■ Short task:
Print all records exactly, leaving nothing out.

■ Rows:

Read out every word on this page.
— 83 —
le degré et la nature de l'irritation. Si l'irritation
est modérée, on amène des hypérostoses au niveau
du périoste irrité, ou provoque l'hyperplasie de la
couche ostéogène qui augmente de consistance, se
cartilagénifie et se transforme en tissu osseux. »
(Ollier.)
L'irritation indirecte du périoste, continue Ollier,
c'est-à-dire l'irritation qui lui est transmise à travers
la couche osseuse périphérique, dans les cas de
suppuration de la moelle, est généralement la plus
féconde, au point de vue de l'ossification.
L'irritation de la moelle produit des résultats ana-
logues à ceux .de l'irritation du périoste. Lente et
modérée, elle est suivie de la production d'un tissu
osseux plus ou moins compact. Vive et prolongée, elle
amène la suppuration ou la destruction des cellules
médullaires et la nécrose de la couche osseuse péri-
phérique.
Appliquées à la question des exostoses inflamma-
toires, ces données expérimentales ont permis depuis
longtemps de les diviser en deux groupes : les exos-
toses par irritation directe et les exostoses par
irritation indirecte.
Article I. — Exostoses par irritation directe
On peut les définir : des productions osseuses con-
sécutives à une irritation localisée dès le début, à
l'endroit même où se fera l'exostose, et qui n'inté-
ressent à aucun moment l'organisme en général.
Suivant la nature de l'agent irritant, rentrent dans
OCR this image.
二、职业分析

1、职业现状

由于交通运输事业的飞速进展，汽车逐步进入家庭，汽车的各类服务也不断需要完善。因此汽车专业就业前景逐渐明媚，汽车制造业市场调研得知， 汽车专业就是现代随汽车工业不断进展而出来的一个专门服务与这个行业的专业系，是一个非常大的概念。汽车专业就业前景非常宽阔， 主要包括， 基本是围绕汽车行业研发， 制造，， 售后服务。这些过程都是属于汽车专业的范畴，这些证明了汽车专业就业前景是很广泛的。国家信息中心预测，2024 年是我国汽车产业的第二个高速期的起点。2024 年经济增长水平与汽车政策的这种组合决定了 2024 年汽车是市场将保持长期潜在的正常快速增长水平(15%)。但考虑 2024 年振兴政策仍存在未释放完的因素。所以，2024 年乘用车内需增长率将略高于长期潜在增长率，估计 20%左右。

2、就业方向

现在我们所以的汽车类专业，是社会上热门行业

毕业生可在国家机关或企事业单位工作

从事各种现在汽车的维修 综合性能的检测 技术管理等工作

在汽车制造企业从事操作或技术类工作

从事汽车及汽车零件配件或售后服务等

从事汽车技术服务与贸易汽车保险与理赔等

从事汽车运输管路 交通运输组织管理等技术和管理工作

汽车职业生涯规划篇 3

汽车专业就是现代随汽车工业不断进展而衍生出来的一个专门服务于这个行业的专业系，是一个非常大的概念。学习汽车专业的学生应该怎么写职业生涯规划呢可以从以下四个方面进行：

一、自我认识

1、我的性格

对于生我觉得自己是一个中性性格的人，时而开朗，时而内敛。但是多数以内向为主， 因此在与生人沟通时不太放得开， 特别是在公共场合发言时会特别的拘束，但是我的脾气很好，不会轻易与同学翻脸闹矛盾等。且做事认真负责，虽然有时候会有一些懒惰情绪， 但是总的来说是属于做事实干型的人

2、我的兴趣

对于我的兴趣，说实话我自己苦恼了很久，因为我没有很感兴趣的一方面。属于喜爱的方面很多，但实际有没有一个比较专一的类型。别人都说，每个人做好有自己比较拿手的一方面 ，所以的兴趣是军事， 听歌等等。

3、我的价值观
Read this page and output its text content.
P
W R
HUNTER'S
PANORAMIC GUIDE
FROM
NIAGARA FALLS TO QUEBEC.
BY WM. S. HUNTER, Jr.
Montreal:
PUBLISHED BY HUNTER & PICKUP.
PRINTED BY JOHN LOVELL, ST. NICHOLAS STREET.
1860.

■ Solution to the exercise:
Read out every word on this page.
— 83 —
le degré et la nature de l'irritation. Si l'irritation
est modérée, on amène des hypérostoses au niveau
du périoste irrité, ou provoque l'hyperplasie de la
couche ostéogène qui augmente de consistance, se
cartilagénifie et se transforme en tissu osseux. »
(Ollier.)
L'irritation indirecte du périoste, continue Ollier,
c'est-à-dire l'irritation qui lui est transmise à travers
la couche osseuse périphérique, dans les cas de
suppuration de la moelle, est généralement la plus
féconde, au point de vue de l'ossification.
L'irritation de la moelle produit des résultats ana-
logues à ceux .de l'irritation du périoste. Lente et
modérée, elle est suivie de la production d'un tissu
osseux plus ou moins compact. Vive et prolongée, elle
amène la suppuration ou la destruction des cellules
médullaires et la nécrose de la couche osseuse péri-
phérique.
Appliquées à la question des exostoses inflamma-
toires, ces données expérimentales ont permis depuis
longtemps de les diviser en deux groupes : les exos-
toses par irritation directe et les exostoses par
irritation indirecte.
Article I. — Exostoses par irritation directe
On peut les définir : des productions osseuses con-
sécutives à une irritation localisée dès le début, à
l'endroit même où se fera l'exostose, et qui n'inté-
ressent à aucun moment l'organisme en général.
Suivant la nature de l'agent irritant, rentrent dans
OCR this image.
二、职业分析

1、职业现状

由于交通运输事业的飞速进展，汽车逐步进入家庭，汽车的各类服务也不断需要完善。因此汽车专业就业前景逐渐明媚，汽车制造业市场调研得知， 汽车专业就是现代随汽车工业不断进展而出来的一个专门服务与这个行业的专业系，是一个非常大的概念。汽车专业就业前景非常宽阔， 主要包括， 基本是围绕汽车行业研发， 制造，， 售后服务。这些过程都是属于汽车专业的范畴，这些证明了汽车专业就业前景是很广泛的。国家信息中心预测，2024 年是我国汽车产业的第二个高速期的起点。2024 年经济增长水平与汽车政策的这种组合决定了 2024 年汽车是市场将保持长期潜在的正常快速增长水平(15%)。但考虑 2024 年振兴政策仍存在未释放完的因素。所以，2024 年乘用车内需增长率将略高于长期潜在增长率，估计 20%左右。

2、就业方向

现在我们所以的汽车类专业，是社会上热门行业

毕业生可在国家机关或企事业单位工作

从事各种现在汽车的维修 综合性能的检测 技术管理等工作

在汽车制造企业从事操作或技术类工作

从事汽车及汽车零件配件或售后服务等

从事汽车技术服务与贸易汽车保险与理赔等

从事汽车运输管路 交通运输组织管理等技术和管理工作

汽车职业生涯规划篇 3

汽车专业就是现代随汽车工业不断进展而衍生出来的一个专门服务于这个行业的专业系，是一个非常大的概念。学习汽车专业的学生应该怎么写职业生涯规划呢可以从以下四个方面进行：

一、自我认识

1、我的性格

对于生我觉得自己是一个中性性格的人，时而开朗，时而内敛。但是多数以内向为主， 因此在与生人沟通时不太放得开， 特别是在公共场合发言时会特别的拘束，但是我的脾气很好，不会轻易与同学翻脸闹矛盾等。且做事认真负责，虽然有时候会有一些懒惰情绪， 但是总的来说是属于做事实干型的人

2、我的兴趣

对于我的兴趣，说实话我自己苦恼了很久，因为我没有很感兴趣的一方面。属于喜爱的方面很多，但实际有没有一个比较专一的类型。别人都说，每个人做好有自己比较拿手的一方面 ，所以的兴趣是军事， 听歌等等。

3、我的价值观
Read this page and output its text content.
P
W R
HUNTER'S
PANORAMIC GUIDE
FROM
NIAGARA FALLS TO QUEBEC.
BY WM. S. HUNTER, Jr.
Montreal:
PUBLISHED BY HUNTER & PICKUP.
PRINTED BY JOHN LOVELL, ST. NICHOLAS STREET.
1860.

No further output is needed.